Figure collection entries

######

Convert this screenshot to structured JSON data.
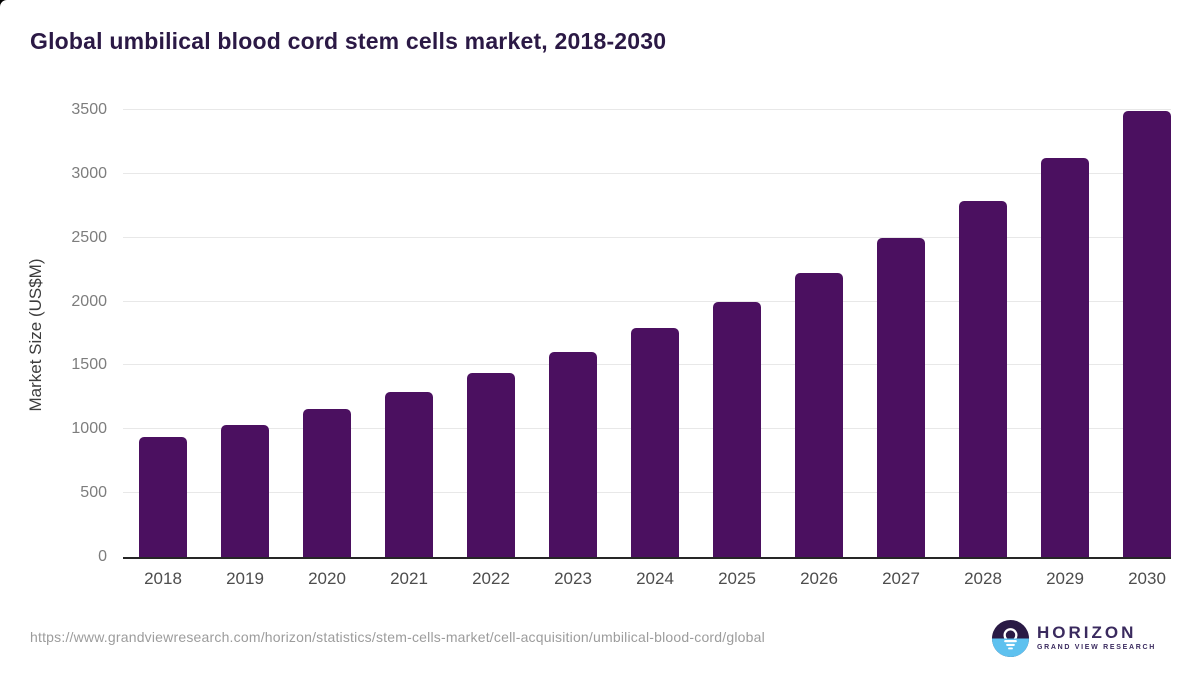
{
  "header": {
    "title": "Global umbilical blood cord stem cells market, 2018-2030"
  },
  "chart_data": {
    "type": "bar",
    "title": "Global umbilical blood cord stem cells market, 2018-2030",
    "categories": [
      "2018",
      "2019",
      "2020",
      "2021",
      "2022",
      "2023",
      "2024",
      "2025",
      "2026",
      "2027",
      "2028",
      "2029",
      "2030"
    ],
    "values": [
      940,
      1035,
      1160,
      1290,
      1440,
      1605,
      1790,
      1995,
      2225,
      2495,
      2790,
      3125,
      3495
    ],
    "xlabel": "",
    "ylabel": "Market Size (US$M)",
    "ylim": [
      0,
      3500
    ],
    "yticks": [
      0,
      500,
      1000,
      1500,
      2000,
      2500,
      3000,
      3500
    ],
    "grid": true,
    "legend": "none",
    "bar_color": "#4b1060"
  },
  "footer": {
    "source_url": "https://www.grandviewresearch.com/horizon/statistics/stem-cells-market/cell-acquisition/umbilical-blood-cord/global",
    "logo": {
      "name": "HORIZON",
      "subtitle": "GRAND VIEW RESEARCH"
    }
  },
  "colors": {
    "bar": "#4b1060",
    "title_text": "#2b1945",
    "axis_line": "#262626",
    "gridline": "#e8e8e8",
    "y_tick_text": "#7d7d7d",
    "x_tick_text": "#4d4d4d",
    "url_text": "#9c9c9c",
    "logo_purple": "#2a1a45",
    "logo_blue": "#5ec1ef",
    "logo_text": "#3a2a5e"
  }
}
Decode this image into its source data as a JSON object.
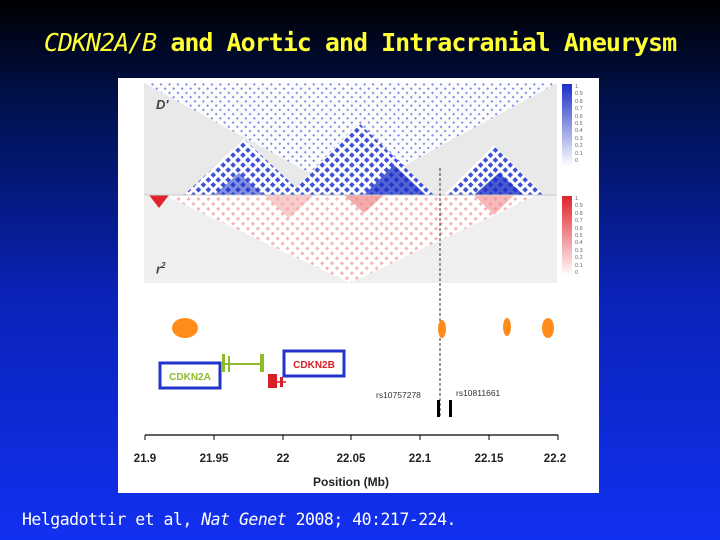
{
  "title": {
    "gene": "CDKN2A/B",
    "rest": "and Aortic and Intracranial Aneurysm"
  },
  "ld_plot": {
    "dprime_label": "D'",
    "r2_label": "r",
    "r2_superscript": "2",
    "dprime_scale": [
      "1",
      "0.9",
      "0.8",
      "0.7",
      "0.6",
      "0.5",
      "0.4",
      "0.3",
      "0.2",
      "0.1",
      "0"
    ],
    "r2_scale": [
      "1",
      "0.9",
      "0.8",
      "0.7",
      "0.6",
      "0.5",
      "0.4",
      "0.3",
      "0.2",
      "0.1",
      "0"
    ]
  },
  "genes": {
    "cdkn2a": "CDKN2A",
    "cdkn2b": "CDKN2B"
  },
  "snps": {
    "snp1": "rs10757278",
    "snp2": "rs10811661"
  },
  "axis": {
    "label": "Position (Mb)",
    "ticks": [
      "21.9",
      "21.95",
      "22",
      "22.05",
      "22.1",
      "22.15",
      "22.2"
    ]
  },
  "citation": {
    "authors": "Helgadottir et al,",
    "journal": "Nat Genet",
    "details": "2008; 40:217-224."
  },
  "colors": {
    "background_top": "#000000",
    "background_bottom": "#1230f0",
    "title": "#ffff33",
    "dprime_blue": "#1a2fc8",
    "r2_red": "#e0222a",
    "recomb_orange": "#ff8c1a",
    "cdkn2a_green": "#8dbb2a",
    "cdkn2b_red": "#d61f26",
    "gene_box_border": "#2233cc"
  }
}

######

__Brief__: Retype the data above verbatim, minus images.

__Reply to the exercise__:
Convert this screenshot to structured JSON data.
{
  "header": {
    "title": "Global umbilical blood cord stem cells market, 2018-2030"
  },
  "chart_data": {
    "type": "bar",
    "title": "Global umbilical blood cord stem cells market, 2018-2030",
    "categories": [
      "2018",
      "2019",
      "2020",
      "2021",
      "2022",
      "2023",
      "2024",
      "2025",
      "2026",
      "2027",
      "2028",
      "2029",
      "2030"
    ],
    "values": [
      940,
      1035,
      1160,
      1290,
      1440,
      1605,
      1790,
      1995,
      2225,
      2495,
      2790,
      3125,
      3495
    ],
    "xlabel": "",
    "ylabel": "Market Size (US$M)",
    "ylim": [
      0,
      3500
    ],
    "yticks": [
      0,
      500,
      1000,
      1500,
      2000,
      2500,
      3000,
      3500
    ],
    "grid": true,
    "legend": "none",
    "bar_color": "#4b1060"
  },
  "footer": {
    "source_url": "https://www.grandviewresearch.com/horizon/statistics/stem-cells-market/cell-acquisition/umbilical-blood-cord/global",
    "logo": {
      "name": "HORIZON",
      "subtitle": "GRAND VIEW RESEARCH"
    }
  },
  "colors": {
    "bar": "#4b1060",
    "title_text": "#2b1945",
    "axis_line": "#262626",
    "gridline": "#e8e8e8",
    "y_tick_text": "#7d7d7d",
    "x_tick_text": "#4d4d4d",
    "url_text": "#9c9c9c",
    "logo_purple": "#2a1a45",
    "logo_blue": "#5ec1ef",
    "logo_text": "#3a2a5e"
  }
}
Decode this image into its source data as a JSON object.
{
  "title": {
    "gene": "CDKN2A/B",
    "rest": "and Aortic and Intracranial Aneurysm"
  },
  "ld_plot": {
    "dprime_label": "D'",
    "r2_label": "r",
    "r2_superscript": "2",
    "dprime_scale": [
      "1",
      "0.9",
      "0.8",
      "0.7",
      "0.6",
      "0.5",
      "0.4",
      "0.3",
      "0.2",
      "0.1",
      "0"
    ],
    "r2_scale": [
      "1",
      "0.9",
      "0.8",
      "0.7",
      "0.6",
      "0.5",
      "0.4",
      "0.3",
      "0.2",
      "0.1",
      "0"
    ]
  },
  "genes": {
    "cdkn2a": "CDKN2A",
    "cdkn2b": "CDKN2B"
  },
  "snps": {
    "snp1": "rs10757278",
    "snp2": "rs10811661"
  },
  "axis": {
    "label": "Position (Mb)",
    "ticks": [
      "21.9",
      "21.95",
      "22",
      "22.05",
      "22.1",
      "22.15",
      "22.2"
    ]
  },
  "citation": {
    "authors": "Helgadottir et al,",
    "journal": "Nat Genet",
    "details": "2008; 40:217-224."
  },
  "colors": {
    "background_top": "#000000",
    "background_bottom": "#1230f0",
    "title": "#ffff33",
    "dprime_blue": "#1a2fc8",
    "r2_red": "#e0222a",
    "recomb_orange": "#ff8c1a",
    "cdkn2a_green": "#8dbb2a",
    "cdkn2b_red": "#d61f26",
    "gene_box_border": "#2233cc"
  }
}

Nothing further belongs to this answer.